Collected data
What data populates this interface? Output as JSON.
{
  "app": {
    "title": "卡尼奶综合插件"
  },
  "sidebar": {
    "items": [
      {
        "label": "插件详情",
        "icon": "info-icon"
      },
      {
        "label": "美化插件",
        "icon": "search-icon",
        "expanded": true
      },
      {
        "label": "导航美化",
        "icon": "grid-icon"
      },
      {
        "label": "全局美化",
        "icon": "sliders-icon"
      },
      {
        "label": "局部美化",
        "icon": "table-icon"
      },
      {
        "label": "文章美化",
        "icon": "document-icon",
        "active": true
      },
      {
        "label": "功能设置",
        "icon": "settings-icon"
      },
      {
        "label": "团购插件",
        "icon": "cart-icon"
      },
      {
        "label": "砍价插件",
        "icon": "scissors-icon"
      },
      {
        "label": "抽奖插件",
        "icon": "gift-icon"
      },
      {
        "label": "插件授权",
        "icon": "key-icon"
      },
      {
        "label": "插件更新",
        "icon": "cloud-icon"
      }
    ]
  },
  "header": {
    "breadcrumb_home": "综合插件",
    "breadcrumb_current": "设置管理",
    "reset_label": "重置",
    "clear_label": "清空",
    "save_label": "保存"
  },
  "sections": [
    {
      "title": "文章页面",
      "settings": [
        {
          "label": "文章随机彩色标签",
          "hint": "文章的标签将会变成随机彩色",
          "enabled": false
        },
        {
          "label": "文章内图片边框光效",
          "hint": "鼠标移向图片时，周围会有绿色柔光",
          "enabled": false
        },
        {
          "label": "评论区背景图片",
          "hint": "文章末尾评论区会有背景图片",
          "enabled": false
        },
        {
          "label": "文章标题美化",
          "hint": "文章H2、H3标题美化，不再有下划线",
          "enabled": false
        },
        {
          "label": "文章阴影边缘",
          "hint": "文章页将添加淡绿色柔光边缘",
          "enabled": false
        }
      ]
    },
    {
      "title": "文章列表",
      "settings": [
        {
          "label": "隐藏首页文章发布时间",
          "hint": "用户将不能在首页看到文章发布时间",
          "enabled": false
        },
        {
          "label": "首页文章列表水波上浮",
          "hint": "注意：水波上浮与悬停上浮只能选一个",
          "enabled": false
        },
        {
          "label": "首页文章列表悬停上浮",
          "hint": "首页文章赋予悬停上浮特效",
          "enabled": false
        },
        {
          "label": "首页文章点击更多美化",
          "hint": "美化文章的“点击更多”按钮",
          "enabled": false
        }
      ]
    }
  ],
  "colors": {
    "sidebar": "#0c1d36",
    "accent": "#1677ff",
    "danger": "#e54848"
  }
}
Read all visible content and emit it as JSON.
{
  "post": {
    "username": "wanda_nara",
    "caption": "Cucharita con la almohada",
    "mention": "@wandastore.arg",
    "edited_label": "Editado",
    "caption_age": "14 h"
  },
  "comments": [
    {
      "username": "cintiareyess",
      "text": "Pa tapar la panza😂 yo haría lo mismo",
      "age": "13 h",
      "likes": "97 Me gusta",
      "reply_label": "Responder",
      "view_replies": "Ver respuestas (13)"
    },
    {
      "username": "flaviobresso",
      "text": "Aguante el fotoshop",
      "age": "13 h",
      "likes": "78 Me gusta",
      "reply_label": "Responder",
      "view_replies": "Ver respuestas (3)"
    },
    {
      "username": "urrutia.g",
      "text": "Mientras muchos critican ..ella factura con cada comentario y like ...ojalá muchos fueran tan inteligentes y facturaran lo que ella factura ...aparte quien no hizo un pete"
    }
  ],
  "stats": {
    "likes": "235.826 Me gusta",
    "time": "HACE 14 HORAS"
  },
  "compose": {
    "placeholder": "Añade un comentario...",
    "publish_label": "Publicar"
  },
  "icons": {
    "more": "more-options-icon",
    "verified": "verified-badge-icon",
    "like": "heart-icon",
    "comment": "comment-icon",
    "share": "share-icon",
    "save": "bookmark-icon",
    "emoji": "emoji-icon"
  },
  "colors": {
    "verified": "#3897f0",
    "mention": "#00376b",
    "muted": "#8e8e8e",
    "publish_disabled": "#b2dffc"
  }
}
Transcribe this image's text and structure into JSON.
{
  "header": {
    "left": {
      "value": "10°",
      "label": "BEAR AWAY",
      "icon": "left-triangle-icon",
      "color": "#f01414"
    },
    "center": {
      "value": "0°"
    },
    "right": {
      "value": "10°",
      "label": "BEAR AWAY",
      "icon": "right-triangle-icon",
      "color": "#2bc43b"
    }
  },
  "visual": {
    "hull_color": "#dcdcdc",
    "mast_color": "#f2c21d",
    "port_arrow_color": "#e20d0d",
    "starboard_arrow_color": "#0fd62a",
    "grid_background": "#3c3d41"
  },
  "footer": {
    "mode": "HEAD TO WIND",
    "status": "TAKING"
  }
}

> **The exercise**: Give back all the records exactly as they stand.

> **Answer below**:
What data populates this interface? Output as JSON.
{
  "app": {
    "title": "卡尼奶综合插件"
  },
  "sidebar": {
    "items": [
      {
        "label": "插件详情",
        "icon": "info-icon"
      },
      {
        "label": "美化插件",
        "icon": "search-icon",
        "expanded": true
      },
      {
        "label": "导航美化",
        "icon": "grid-icon"
      },
      {
        "label": "全局美化",
        "icon": "sliders-icon"
      },
      {
        "label": "局部美化",
        "icon": "table-icon"
      },
      {
        "label": "文章美化",
        "icon": "document-icon",
        "active": true
      },
      {
        "label": "功能设置",
        "icon": "settings-icon"
      },
      {
        "label": "团购插件",
        "icon": "cart-icon"
      },
      {
        "label": "砍价插件",
        "icon": "scissors-icon"
      },
      {
        "label": "抽奖插件",
        "icon": "gift-icon"
      },
      {
        "label": "插件授权",
        "icon": "key-icon"
      },
      {
        "label": "插件更新",
        "icon": "cloud-icon"
      }
    ]
  },
  "header": {
    "breadcrumb_home": "综合插件",
    "breadcrumb_current": "设置管理",
    "reset_label": "重置",
    "clear_label": "清空",
    "save_label": "保存"
  },
  "sections": [
    {
      "title": "文章页面",
      "settings": [
        {
          "label": "文章随机彩色标签",
          "hint": "文章的标签将会变成随机彩色",
          "enabled": false
        },
        {
          "label": "文章内图片边框光效",
          "hint": "鼠标移向图片时，周围会有绿色柔光",
          "enabled": false
        },
        {
          "label": "评论区背景图片",
          "hint": "文章末尾评论区会有背景图片",
          "enabled": false
        },
        {
          "label": "文章标题美化",
          "hint": "文章H2、H3标题美化，不再有下划线",
          "enabled": false
        },
        {
          "label": "文章阴影边缘",
          "hint": "文章页将添加淡绿色柔光边缘",
          "enabled": false
        }
      ]
    },
    {
      "title": "文章列表",
      "settings": [
        {
          "label": "隐藏首页文章发布时间",
          "hint": "用户将不能在首页看到文章发布时间",
          "enabled": false
        },
        {
          "label": "首页文章列表水波上浮",
          "hint": "注意：水波上浮与悬停上浮只能选一个",
          "enabled": false
        },
        {
          "label": "首页文章列表悬停上浮",
          "hint": "首页文章赋予悬停上浮特效",
          "enabled": false
        },
        {
          "label": "首页文章点击更多美化",
          "hint": "美化文章的“点击更多”按钮",
          "enabled": false
        }
      ]
    }
  ],
  "colors": {
    "sidebar": "#0c1d36",
    "accent": "#1677ff",
    "danger": "#e54848"
  }
}
Read all visible content and emit it as JSON.
{
  "post": {
    "username": "wanda_nara",
    "caption": "Cucharita con la almohada",
    "mention": "@wandastore.arg",
    "edited_label": "Editado",
    "caption_age": "14 h"
  },
  "comments": [
    {
      "username": "cintiareyess",
      "text": "Pa tapar la panza😂 yo haría lo mismo",
      "age": "13 h",
      "likes": "97 Me gusta",
      "reply_label": "Responder",
      "view_replies": "Ver respuestas (13)"
    },
    {
      "username": "flaviobresso",
      "text": "Aguante el fotoshop",
      "age": "13 h",
      "likes": "78 Me gusta",
      "reply_label": "Responder",
      "view_replies": "Ver respuestas (3)"
    },
    {
      "username": "urrutia.g",
      "text": "Mientras muchos critican ..ella factura con cada comentario y like ...ojalá muchos fueran tan inteligentes y facturaran lo que ella factura ...aparte quien no hizo un pete"
    }
  ],
  "stats": {
    "likes": "235.826 Me gusta",
    "time": "HACE 14 HORAS"
  },
  "compose": {
    "placeholder": "Añade un comentario...",
    "publish_label": "Publicar"
  },
  "icons": {
    "more": "more-options-icon",
    "verified": "verified-badge-icon",
    "like": "heart-icon",
    "comment": "comment-icon",
    "share": "share-icon",
    "save": "bookmark-icon",
    "emoji": "emoji-icon"
  },
  "colors": {
    "verified": "#3897f0",
    "mention": "#00376b",
    "muted": "#8e8e8e",
    "publish_disabled": "#b2dffc"
  }
}
Transcribe this image's text and structure into JSON.
{
  "header": {
    "left": {
      "value": "10°",
      "label": "BEAR AWAY",
      "icon": "left-triangle-icon",
      "color": "#f01414"
    },
    "center": {
      "value": "0°"
    },
    "right": {
      "value": "10°",
      "label": "BEAR AWAY",
      "icon": "right-triangle-icon",
      "color": "#2bc43b"
    }
  },
  "visual": {
    "hull_color": "#dcdcdc",
    "mast_color": "#f2c21d",
    "port_arrow_color": "#e20d0d",
    "starboard_arrow_color": "#0fd62a",
    "grid_background": "#3c3d41"
  },
  "footer": {
    "mode": "HEAD TO WIND",
    "status": "TAKING"
  }
}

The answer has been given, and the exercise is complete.